* **GIVEN REQUEST**: Each record needs to be echoed exactly; can you do that?
╭─ LISTING
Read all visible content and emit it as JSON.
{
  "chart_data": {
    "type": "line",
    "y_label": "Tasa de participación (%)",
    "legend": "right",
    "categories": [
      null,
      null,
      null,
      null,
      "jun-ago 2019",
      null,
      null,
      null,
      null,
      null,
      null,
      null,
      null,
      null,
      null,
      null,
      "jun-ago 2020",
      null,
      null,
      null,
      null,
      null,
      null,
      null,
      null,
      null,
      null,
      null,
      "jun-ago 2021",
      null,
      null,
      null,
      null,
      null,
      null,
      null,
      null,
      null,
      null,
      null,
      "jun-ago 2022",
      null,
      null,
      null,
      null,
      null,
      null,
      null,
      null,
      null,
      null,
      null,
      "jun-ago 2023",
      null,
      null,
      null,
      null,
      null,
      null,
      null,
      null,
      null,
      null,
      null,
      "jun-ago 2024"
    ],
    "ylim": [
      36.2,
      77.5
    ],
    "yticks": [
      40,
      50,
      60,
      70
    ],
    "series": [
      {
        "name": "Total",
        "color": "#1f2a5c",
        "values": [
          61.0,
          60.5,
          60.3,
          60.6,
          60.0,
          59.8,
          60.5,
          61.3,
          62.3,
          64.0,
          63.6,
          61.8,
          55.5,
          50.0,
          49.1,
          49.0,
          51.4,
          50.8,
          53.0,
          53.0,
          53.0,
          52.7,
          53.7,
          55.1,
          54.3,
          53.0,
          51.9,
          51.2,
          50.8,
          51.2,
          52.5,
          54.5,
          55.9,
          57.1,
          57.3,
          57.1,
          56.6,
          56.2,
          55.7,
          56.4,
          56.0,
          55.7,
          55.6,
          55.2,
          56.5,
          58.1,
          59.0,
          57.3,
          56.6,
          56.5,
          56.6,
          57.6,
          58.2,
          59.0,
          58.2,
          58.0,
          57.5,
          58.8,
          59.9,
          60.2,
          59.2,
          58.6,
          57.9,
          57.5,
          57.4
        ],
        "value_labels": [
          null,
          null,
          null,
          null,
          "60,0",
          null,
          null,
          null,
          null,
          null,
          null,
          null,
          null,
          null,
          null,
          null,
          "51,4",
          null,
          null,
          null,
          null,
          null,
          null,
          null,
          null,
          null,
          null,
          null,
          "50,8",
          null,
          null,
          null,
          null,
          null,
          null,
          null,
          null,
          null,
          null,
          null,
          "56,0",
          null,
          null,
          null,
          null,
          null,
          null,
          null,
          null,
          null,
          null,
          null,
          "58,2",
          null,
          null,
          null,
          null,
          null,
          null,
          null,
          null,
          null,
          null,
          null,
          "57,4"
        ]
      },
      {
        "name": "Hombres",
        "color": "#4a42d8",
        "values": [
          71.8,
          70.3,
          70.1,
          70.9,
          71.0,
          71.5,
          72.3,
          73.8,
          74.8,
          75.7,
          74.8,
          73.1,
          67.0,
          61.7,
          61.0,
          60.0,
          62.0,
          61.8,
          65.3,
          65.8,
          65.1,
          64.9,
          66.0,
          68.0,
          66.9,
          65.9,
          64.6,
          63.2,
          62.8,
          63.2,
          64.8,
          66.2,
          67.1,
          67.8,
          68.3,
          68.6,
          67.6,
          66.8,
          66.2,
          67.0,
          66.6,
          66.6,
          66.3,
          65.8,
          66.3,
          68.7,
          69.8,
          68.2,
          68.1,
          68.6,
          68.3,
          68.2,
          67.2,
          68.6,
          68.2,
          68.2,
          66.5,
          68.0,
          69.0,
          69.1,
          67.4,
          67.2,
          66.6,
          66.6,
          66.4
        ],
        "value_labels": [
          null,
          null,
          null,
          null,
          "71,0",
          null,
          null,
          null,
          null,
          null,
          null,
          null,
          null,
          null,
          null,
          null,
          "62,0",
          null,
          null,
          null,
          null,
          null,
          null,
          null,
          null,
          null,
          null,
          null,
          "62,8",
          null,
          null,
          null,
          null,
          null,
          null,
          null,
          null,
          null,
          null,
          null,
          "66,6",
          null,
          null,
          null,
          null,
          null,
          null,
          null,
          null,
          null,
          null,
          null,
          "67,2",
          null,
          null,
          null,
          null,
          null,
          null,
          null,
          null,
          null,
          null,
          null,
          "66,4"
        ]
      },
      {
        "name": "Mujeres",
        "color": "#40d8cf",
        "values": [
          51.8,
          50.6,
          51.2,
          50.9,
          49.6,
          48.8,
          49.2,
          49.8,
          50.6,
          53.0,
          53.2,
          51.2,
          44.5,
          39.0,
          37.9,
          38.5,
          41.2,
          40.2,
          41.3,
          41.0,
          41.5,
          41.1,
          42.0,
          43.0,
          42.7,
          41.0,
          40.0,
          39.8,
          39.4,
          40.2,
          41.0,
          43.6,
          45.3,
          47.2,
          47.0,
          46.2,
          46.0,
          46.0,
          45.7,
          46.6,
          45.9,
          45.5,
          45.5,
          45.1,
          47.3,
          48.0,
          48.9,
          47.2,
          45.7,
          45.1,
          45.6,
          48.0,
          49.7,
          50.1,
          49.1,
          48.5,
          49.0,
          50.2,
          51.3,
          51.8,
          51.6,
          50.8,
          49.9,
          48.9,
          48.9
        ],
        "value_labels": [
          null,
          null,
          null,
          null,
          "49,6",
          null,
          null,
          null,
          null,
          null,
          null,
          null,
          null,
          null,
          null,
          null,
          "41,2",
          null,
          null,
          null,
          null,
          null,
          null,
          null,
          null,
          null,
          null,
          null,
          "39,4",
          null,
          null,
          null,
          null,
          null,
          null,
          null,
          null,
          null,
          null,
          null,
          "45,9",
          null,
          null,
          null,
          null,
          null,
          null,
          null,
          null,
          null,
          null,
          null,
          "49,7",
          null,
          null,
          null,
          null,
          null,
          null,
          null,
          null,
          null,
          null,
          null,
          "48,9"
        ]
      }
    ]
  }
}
╰─
* **EXERCISE ANSWER**:
Read all visible content and emit it as JSON.
{
  "chart_data": {
    "type": "line",
    "y_label": "Tasa de participación (%)",
    "legend": "right",
    "categories": [
      null,
      null,
      null,
      null,
      "jun-ago 2019",
      null,
      null,
      null,
      null,
      null,
      null,
      null,
      null,
      null,
      null,
      null,
      "jun-ago 2020",
      null,
      null,
      null,
      null,
      null,
      null,
      null,
      null,
      null,
      null,
      null,
      "jun-ago 2021",
      null,
      null,
      null,
      null,
      null,
      null,
      null,
      null,
      null,
      null,
      null,
      "jun-ago 2022",
      null,
      null,
      null,
      null,
      null,
      null,
      null,
      null,
      null,
      null,
      null,
      "jun-ago 2023",
      null,
      null,
      null,
      null,
      null,
      null,
      null,
      null,
      null,
      null,
      null,
      "jun-ago 2024"
    ],
    "ylim": [
      36.2,
      77.5
    ],
    "yticks": [
      40,
      50,
      60,
      70
    ],
    "series": [
      {
        "name": "Total",
        "color": "#1f2a5c",
        "values": [
          61.0,
          60.5,
          60.3,
          60.6,
          60.0,
          59.8,
          60.5,
          61.3,
          62.3,
          64.0,
          63.6,
          61.8,
          55.5,
          50.0,
          49.1,
          49.0,
          51.4,
          50.8,
          53.0,
          53.0,
          53.0,
          52.7,
          53.7,
          55.1,
          54.3,
          53.0,
          51.9,
          51.2,
          50.8,
          51.2,
          52.5,
          54.5,
          55.9,
          57.1,
          57.3,
          57.1,
          56.6,
          56.2,
          55.7,
          56.4,
          56.0,
          55.7,
          55.6,
          55.2,
          56.5,
          58.1,
          59.0,
          57.3,
          56.6,
          56.5,
          56.6,
          57.6,
          58.2,
          59.0,
          58.2,
          58.0,
          57.5,
          58.8,
          59.9,
          60.2,
          59.2,
          58.6,
          57.9,
          57.5,
          57.4
        ],
        "value_labels": [
          null,
          null,
          null,
          null,
          "60,0",
          null,
          null,
          null,
          null,
          null,
          null,
          null,
          null,
          null,
          null,
          null,
          "51,4",
          null,
          null,
          null,
          null,
          null,
          null,
          null,
          null,
          null,
          null,
          null,
          "50,8",
          null,
          null,
          null,
          null,
          null,
          null,
          null,
          null,
          null,
          null,
          null,
          "56,0",
          null,
          null,
          null,
          null,
          null,
          null,
          null,
          null,
          null,
          null,
          null,
          "58,2",
          null,
          null,
          null,
          null,
          null,
          null,
          null,
          null,
          null,
          null,
          null,
          "57,4"
        ]
      },
      {
        "name": "Hombres",
        "color": "#4a42d8",
        "values": [
          71.8,
          70.3,
          70.1,
          70.9,
          71.0,
          71.5,
          72.3,
          73.8,
          74.8,
          75.7,
          74.8,
          73.1,
          67.0,
          61.7,
          61.0,
          60.0,
          62.0,
          61.8,
          65.3,
          65.8,
          65.1,
          64.9,
          66.0,
          68.0,
          66.9,
          65.9,
          64.6,
          63.2,
          62.8,
          63.2,
          64.8,
          66.2,
          67.1,
          67.8,
          68.3,
          68.6,
          67.6,
          66.8,
          66.2,
          67.0,
          66.6,
          66.6,
          66.3,
          65.8,
          66.3,
          68.7,
          69.8,
          68.2,
          68.1,
          68.6,
          68.3,
          68.2,
          67.2,
          68.6,
          68.2,
          68.2,
          66.5,
          68.0,
          69.0,
          69.1,
          67.4,
          67.2,
          66.6,
          66.6,
          66.4
        ],
        "value_labels": [
          null,
          null,
          null,
          null,
          "71,0",
          null,
          null,
          null,
          null,
          null,
          null,
          null,
          null,
          null,
          null,
          null,
          "62,0",
          null,
          null,
          null,
          null,
          null,
          null,
          null,
          null,
          null,
          null,
          null,
          "62,8",
          null,
          null,
          null,
          null,
          null,
          null,
          null,
          null,
          null,
          null,
          null,
          "66,6",
          null,
          null,
          null,
          null,
          null,
          null,
          null,
          null,
          null,
          null,
          null,
          "67,2",
          null,
          null,
          null,
          null,
          null,
          null,
          null,
          null,
          null,
          null,
          null,
          "66,4"
        ]
      },
      {
        "name": "Mujeres",
        "color": "#40d8cf",
        "values": [
          51.8,
          50.6,
          51.2,
          50.9,
          49.6,
          48.8,
          49.2,
          49.8,
          50.6,
          53.0,
          53.2,
          51.2,
          44.5,
          39.0,
          37.9,
          38.5,
          41.2,
          40.2,
          41.3,
          41.0,
          41.5,
          41.1,
          42.0,
          43.0,
          42.7,
          41.0,
          40.0,
          39.8,
          39.4,
          40.2,
          41.0,
          43.6,
          45.3,
          47.2,
          47.0,
          46.2,
          46.0,
          46.0,
          45.7,
          46.6,
          45.9,
          45.5,
          45.5,
          45.1,
          47.3,
          48.0,
          48.9,
          47.2,
          45.7,
          45.1,
          45.6,
          48.0,
          49.7,
          50.1,
          49.1,
          48.5,
          49.0,
          50.2,
          51.3,
          51.8,
          51.6,
          50.8,
          49.9,
          48.9,
          48.9
        ],
        "value_labels": [
          null,
          null,
          null,
          null,
          "49,6",
          null,
          null,
          null,
          null,
          null,
          null,
          null,
          null,
          null,
          null,
          null,
          "41,2",
          null,
          null,
          null,
          null,
          null,
          null,
          null,
          null,
          null,
          null,
          null,
          "39,4",
          null,
          null,
          null,
          null,
          null,
          null,
          null,
          null,
          null,
          null,
          null,
          "45,9",
          null,
          null,
          null,
          null,
          null,
          null,
          null,
          null,
          null,
          null,
          null,
          "49,7",
          null,
          null,
          null,
          null,
          null,
          null,
          null,
          null,
          null,
          null,
          null,
          "48,9"
        ]
      }
    ]
  }
}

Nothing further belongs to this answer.